- [Requirement]
Take the material and output all of it exactly.
[Start of Input for this task]
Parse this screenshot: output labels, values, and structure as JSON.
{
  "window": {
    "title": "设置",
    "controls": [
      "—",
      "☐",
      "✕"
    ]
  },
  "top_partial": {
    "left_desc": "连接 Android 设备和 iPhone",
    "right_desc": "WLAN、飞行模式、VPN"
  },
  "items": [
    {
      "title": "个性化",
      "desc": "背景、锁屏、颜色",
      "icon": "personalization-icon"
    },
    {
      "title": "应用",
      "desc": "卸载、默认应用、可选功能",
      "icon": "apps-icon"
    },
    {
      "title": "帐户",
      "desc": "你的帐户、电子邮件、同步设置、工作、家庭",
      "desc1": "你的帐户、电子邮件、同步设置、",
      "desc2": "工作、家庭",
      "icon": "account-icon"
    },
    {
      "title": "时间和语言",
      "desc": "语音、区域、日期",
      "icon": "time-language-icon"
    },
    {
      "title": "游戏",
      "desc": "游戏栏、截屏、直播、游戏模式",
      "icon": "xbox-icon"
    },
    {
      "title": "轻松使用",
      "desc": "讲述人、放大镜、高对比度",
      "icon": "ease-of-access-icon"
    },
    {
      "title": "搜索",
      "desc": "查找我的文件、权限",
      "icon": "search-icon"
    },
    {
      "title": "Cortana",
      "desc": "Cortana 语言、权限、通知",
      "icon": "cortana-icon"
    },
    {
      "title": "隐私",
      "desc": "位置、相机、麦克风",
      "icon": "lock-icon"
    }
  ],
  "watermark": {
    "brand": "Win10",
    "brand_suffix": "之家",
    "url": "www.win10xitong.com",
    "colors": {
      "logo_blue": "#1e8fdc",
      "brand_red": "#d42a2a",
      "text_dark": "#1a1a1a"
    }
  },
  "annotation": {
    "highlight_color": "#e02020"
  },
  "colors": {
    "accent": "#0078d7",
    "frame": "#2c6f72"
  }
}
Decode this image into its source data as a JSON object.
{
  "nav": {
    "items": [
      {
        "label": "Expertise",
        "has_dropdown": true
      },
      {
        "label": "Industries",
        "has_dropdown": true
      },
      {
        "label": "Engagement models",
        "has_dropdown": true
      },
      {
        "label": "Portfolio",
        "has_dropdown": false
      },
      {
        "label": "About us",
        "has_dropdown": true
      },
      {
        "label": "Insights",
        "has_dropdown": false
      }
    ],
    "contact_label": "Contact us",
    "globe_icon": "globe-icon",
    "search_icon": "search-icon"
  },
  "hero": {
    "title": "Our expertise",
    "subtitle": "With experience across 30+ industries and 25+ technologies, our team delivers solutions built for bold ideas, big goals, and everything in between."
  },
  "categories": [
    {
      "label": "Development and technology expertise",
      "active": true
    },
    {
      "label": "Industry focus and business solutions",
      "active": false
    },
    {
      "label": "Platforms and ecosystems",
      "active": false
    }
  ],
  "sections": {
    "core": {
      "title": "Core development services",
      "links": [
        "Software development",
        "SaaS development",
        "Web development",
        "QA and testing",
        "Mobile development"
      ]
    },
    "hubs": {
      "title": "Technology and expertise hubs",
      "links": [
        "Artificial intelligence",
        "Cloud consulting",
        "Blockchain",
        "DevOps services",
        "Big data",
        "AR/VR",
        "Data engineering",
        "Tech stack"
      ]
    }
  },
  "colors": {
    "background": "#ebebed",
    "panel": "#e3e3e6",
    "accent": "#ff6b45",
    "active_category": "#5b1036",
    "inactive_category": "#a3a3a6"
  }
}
[End of Input for this task]
- [Solution]
Parse this screenshot: output labels, values, and structure as JSON.
{
  "window": {
    "title": "设置",
    "controls": [
      "—",
      "☐",
      "✕"
    ]
  },
  "top_partial": {
    "left_desc": "连接 Android 设备和 iPhone",
    "right_desc": "WLAN、飞行模式、VPN"
  },
  "items": [
    {
      "title": "个性化",
      "desc": "背景、锁屏、颜色",
      "icon": "personalization-icon"
    },
    {
      "title": "应用",
      "desc": "卸载、默认应用、可选功能",
      "icon": "apps-icon"
    },
    {
      "title": "帐户",
      "desc": "你的帐户、电子邮件、同步设置、工作、家庭",
      "desc1": "你的帐户、电子邮件、同步设置、",
      "desc2": "工作、家庭",
      "icon": "account-icon"
    },
    {
      "title": "时间和语言",
      "desc": "语音、区域、日期",
      "icon": "time-language-icon"
    },
    {
      "title": "游戏",
      "desc": "游戏栏、截屏、直播、游戏模式",
      "icon": "xbox-icon"
    },
    {
      "title": "轻松使用",
      "desc": "讲述人、放大镜、高对比度",
      "icon": "ease-of-access-icon"
    },
    {
      "title": "搜索",
      "desc": "查找我的文件、权限",
      "icon": "search-icon"
    },
    {
      "title": "Cortana",
      "desc": "Cortana 语言、权限、通知",
      "icon": "cortana-icon"
    },
    {
      "title": "隐私",
      "desc": "位置、相机、麦克风",
      "icon": "lock-icon"
    }
  ],
  "watermark": {
    "brand": "Win10",
    "brand_suffix": "之家",
    "url": "www.win10xitong.com",
    "colors": {
      "logo_blue": "#1e8fdc",
      "brand_red": "#d42a2a",
      "text_dark": "#1a1a1a"
    }
  },
  "annotation": {
    "highlight_color": "#e02020"
  },
  "colors": {
    "accent": "#0078d7",
    "frame": "#2c6f72"
  }
}
Decode this image into its source data as a JSON object.
{
  "nav": {
    "items": [
      {
        "label": "Expertise",
        "has_dropdown": true
      },
      {
        "label": "Industries",
        "has_dropdown": true
      },
      {
        "label": "Engagement models",
        "has_dropdown": true
      },
      {
        "label": "Portfolio",
        "has_dropdown": false
      },
      {
        "label": "About us",
        "has_dropdown": true
      },
      {
        "label": "Insights",
        "has_dropdown": false
      }
    ],
    "contact_label": "Contact us",
    "globe_icon": "globe-icon",
    "search_icon": "search-icon"
  },
  "hero": {
    "title": "Our expertise",
    "subtitle": "With experience across 30+ industries and 25+ technologies, our team delivers solutions built for bold ideas, big goals, and everything in between."
  },
  "categories": [
    {
      "label": "Development and technology expertise",
      "active": true
    },
    {
      "label": "Industry focus and business solutions",
      "active": false
    },
    {
      "label": "Platforms and ecosystems",
      "active": false
    }
  ],
  "sections": {
    "core": {
      "title": "Core development services",
      "links": [
        "Software development",
        "SaaS development",
        "Web development",
        "QA and testing",
        "Mobile development"
      ]
    },
    "hubs": {
      "title": "Technology and expertise hubs",
      "links": [
        "Artificial intelligence",
        "Cloud consulting",
        "Blockchain",
        "DevOps services",
        "Big data",
        "AR/VR",
        "Data engineering",
        "Tech stack"
      ]
    }
  },
  "colors": {
    "background": "#ebebed",
    "panel": "#e3e3e6",
    "accent": "#ff6b45",
    "active_category": "#5b1036",
    "inactive_category": "#a3a3a6"
  }
}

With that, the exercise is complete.